Give only the number of lines that include the string "case".

━━ Task input ━━

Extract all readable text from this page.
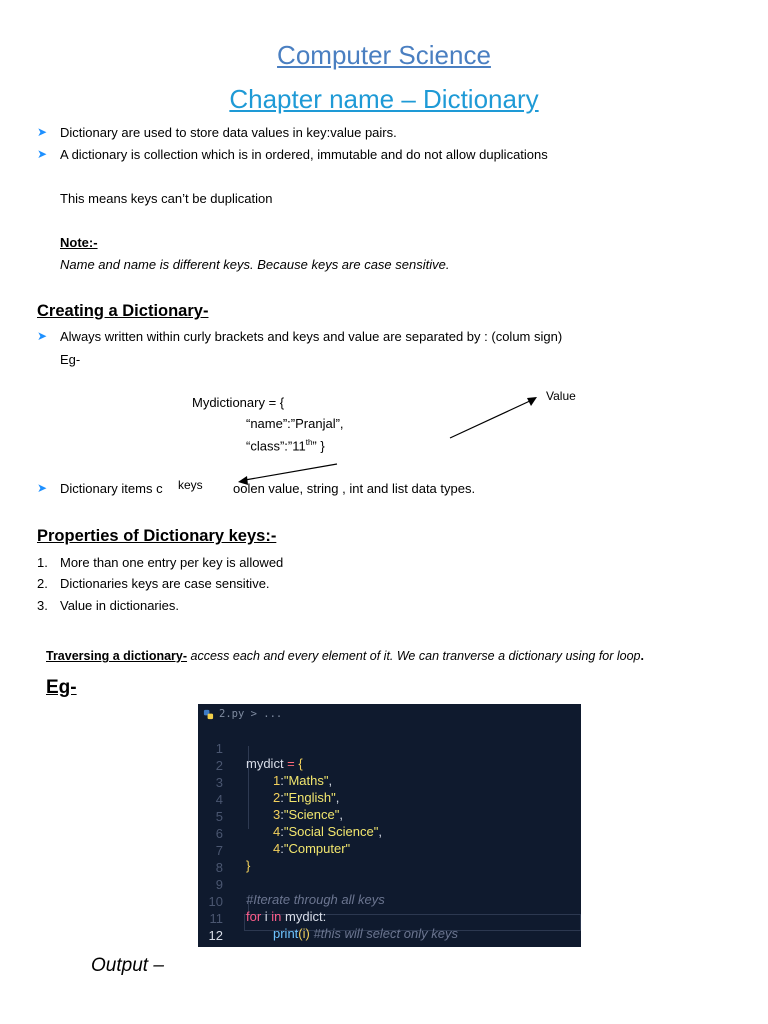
Computer Science
Chapter name – Dictionary
➤ Dictionary are used to store data values in key:value pairs.
➤ A dictionary is collection which is in ordered, immutable and do not allow duplications
This means keys can’t be duplication
Note:-
Name and name is different keys. Because keys are case sensitive.
Creating a Dictionary-
➤ Always written within curly brackets and keys and value are separated by : (colum sign)
Eg-
Mydictionary = {
“name”:”Pranjal”,
“class”:”11th” }
Value
➤ Dictionary items c keys	oolen value, string , int and list data types.
Properties of Dictionary keys:-
1. More than one entry per key is allowed
2. Dictionaries keys are case sensitive.
3. Value in dictionaries.
Traversing a dictionary- access each and every element of it. We can tranverse a dictionary using for loop.
Eg-
2.py > ...

1

mydict = {

2

1:"Maths",

3

2:"English",

4

3:"Science",

5

4:"Social Science",

6

4:"Computer"

7

}

8

9

#Iterate through all keys

10

for i in mydict:

11

print(i) #this will select only keys

12

Output –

━━━

◆ **Exercise output**
2